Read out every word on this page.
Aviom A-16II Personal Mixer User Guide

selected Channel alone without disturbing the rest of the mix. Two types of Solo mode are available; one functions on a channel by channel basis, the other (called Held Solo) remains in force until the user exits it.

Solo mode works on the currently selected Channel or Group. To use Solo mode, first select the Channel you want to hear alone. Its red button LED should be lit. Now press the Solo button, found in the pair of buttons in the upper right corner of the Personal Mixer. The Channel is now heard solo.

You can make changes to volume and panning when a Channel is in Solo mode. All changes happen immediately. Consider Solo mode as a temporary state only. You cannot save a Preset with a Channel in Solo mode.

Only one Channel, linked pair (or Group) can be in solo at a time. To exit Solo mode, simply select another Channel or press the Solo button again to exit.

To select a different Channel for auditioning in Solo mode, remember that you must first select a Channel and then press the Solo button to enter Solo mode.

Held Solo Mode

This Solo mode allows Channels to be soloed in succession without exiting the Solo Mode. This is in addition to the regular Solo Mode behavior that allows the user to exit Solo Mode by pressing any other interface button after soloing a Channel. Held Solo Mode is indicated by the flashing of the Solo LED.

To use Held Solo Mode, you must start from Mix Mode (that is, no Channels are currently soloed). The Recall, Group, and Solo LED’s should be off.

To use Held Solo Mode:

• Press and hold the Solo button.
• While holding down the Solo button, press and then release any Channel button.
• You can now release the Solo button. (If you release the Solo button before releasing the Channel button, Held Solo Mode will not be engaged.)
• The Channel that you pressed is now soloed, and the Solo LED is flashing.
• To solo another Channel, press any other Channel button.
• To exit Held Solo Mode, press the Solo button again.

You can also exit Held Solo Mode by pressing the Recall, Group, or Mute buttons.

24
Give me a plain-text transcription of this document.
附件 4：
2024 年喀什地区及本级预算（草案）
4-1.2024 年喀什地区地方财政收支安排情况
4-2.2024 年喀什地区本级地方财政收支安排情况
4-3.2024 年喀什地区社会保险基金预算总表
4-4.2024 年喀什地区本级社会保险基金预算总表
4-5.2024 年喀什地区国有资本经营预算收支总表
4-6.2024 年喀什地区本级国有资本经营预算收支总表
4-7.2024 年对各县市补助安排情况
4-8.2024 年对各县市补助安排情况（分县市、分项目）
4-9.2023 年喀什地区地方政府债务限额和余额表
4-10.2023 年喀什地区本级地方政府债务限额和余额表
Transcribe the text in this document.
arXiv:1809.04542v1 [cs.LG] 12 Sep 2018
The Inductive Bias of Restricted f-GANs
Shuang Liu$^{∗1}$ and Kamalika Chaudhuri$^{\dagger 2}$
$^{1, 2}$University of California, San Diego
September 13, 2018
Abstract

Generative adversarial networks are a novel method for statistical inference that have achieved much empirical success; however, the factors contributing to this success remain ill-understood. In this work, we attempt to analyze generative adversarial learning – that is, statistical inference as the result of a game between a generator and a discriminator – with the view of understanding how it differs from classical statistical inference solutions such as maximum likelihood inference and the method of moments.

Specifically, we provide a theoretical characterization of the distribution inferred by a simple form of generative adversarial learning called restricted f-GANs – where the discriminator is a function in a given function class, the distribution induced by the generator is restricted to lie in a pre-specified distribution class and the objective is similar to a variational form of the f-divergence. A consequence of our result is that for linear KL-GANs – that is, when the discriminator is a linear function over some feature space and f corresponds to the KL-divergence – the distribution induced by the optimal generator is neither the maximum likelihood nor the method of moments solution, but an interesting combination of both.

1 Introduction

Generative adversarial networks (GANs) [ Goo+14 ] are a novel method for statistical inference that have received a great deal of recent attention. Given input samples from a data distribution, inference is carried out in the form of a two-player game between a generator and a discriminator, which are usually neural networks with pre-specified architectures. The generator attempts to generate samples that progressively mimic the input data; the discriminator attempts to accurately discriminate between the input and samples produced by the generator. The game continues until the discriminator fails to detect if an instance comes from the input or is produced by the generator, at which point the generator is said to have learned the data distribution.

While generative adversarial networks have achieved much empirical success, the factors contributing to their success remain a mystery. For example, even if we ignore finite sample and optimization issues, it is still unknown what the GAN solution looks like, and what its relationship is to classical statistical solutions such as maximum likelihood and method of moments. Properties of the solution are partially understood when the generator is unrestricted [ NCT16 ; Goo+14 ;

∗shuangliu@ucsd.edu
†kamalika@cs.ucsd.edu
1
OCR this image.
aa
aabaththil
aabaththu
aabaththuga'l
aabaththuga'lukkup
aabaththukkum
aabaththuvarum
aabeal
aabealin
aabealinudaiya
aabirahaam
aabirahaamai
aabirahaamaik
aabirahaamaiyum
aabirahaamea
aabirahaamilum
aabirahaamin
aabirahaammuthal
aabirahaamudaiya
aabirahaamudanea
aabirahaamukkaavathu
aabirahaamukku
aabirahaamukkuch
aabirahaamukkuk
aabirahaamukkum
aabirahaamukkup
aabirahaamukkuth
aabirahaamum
-- -- --
* **Directive**
Extract the complete data, matching each line exactly.

* **Finished task**
Read out every word on this page.
Aviom A-16II Personal Mixer User Guide

selected Channel alone without disturbing the rest of the mix. Two types of Solo mode are available; one functions on a channel by channel basis, the other (called Held Solo) remains in force until the user exits it.

Solo mode works on the currently selected Channel or Group. To use Solo mode, first select the Channel you want to hear alone. Its red button LED should be lit. Now press the Solo button, found in the pair of buttons in the upper right corner of the Personal Mixer. The Channel is now heard solo.

You can make changes to volume and panning when a Channel is in Solo mode. All changes happen immediately. Consider Solo mode as a temporary state only. You cannot save a Preset with a Channel in Solo mode.

Only one Channel, linked pair (or Group) can be in solo at a time. To exit Solo mode, simply select another Channel or press the Solo button again to exit.

To select a different Channel for auditioning in Solo mode, remember that you must first select a Channel and then press the Solo button to enter Solo mode.

Held Solo Mode

This Solo mode allows Channels to be soloed in succession without exiting the Solo Mode. This is in addition to the regular Solo Mode behavior that allows the user to exit Solo Mode by pressing any other interface button after soloing a Channel. Held Solo Mode is indicated by the flashing of the Solo LED.

To use Held Solo Mode, you must start from Mix Mode (that is, no Channels are currently soloed). The Recall, Group, and Solo LED’s should be off.

To use Held Solo Mode:

• Press and hold the Solo button.
• While holding down the Solo button, press and then release any Channel button.
• You can now release the Solo button. (If you release the Solo button before releasing the Channel button, Held Solo Mode will not be engaged.)
• The Channel that you pressed is now soloed, and the Solo LED is flashing.
• To solo another Channel, press any other Channel button.
• To exit Held Solo Mode, press the Solo button again.

You can also exit Held Solo Mode by pressing the Recall, Group, or Mute buttons.

24
Give me a plain-text transcription of this document.
附件 4：
2024 年喀什地区及本级预算（草案）
4-1.2024 年喀什地区地方财政收支安排情况
4-2.2024 年喀什地区本级地方财政收支安排情况
4-3.2024 年喀什地区社会保险基金预算总表
4-4.2024 年喀什地区本级社会保险基金预算总表
4-5.2024 年喀什地区国有资本经营预算收支总表
4-6.2024 年喀什地区本级国有资本经营预算收支总表
4-7.2024 年对各县市补助安排情况
4-8.2024 年对各县市补助安排情况（分县市、分项目）
4-9.2023 年喀什地区地方政府债务限额和余额表
4-10.2023 年喀什地区本级地方政府债务限额和余额表
Transcribe the text in this document.
arXiv:1809.04542v1 [cs.LG] 12 Sep 2018
The Inductive Bias of Restricted f-GANs
Shuang Liu$^{∗1}$ and Kamalika Chaudhuri$^{\dagger 2}$
$^{1, 2}$University of California, San Diego
September 13, 2018
Abstract

Generative adversarial networks are a novel method for statistical inference that have achieved much empirical success; however, the factors contributing to this success remain ill-understood. In this work, we attempt to analyze generative adversarial learning – that is, statistical inference as the result of a game between a generator and a discriminator – with the view of understanding how it differs from classical statistical inference solutions such as maximum likelihood inference and the method of moments.

Specifically, we provide a theoretical characterization of the distribution inferred by a simple form of generative adversarial learning called restricted f-GANs – where the discriminator is a function in a given function class, the distribution induced by the generator is restricted to lie in a pre-specified distribution class and the objective is similar to a variational form of the f-divergence. A consequence of our result is that for linear KL-GANs – that is, when the discriminator is a linear function over some feature space and f corresponds to the KL-divergence – the distribution induced by the optimal generator is neither the maximum likelihood nor the method of moments solution, but an interesting combination of both.

1 Introduction

Generative adversarial networks (GANs) [ Goo+14 ] are a novel method for statistical inference that have received a great deal of recent attention. Given input samples from a data distribution, inference is carried out in the form of a two-player game between a generator and a discriminator, which are usually neural networks with pre-specified architectures. The generator attempts to generate samples that progressively mimic the input data; the discriminator attempts to accurately discriminate between the input and samples produced by the generator. The game continues until the discriminator fails to detect if an instance comes from the input or is produced by the generator, at which point the generator is said to have learned the data distribution.

While generative adversarial networks have achieved much empirical success, the factors contributing to their success remain a mystery. For example, even if we ignore finite sample and optimization issues, it is still unknown what the GAN solution looks like, and what its relationship is to classical statistical solutions such as maximum likelihood and method of moments. Properties of the solution are partially understood when the generator is unrestricted [ NCT16 ; Goo+14 ;

∗shuangliu@ucsd.edu
†kamalika@cs.ucsd.edu
1
OCR this image.
aa
aabaththil
aabaththu
aabaththuga'l
aabaththuga'lukkup
aabaththukkum
aabaththuvarum
aabeal
aabealin
aabealinudaiya
aabirahaam
aabirahaamai
aabirahaamaik
aabirahaamaiyum
aabirahaamea
aabirahaamilum
aabirahaamin
aabirahaammuthal
aabirahaamudaiya
aabirahaamudanea
aabirahaamukkaavathu
aabirahaamukku
aabirahaamukkuch
aabirahaamukkuk
aabirahaamukkum
aabirahaamukkup
aabirahaamukkuth
aabirahaamum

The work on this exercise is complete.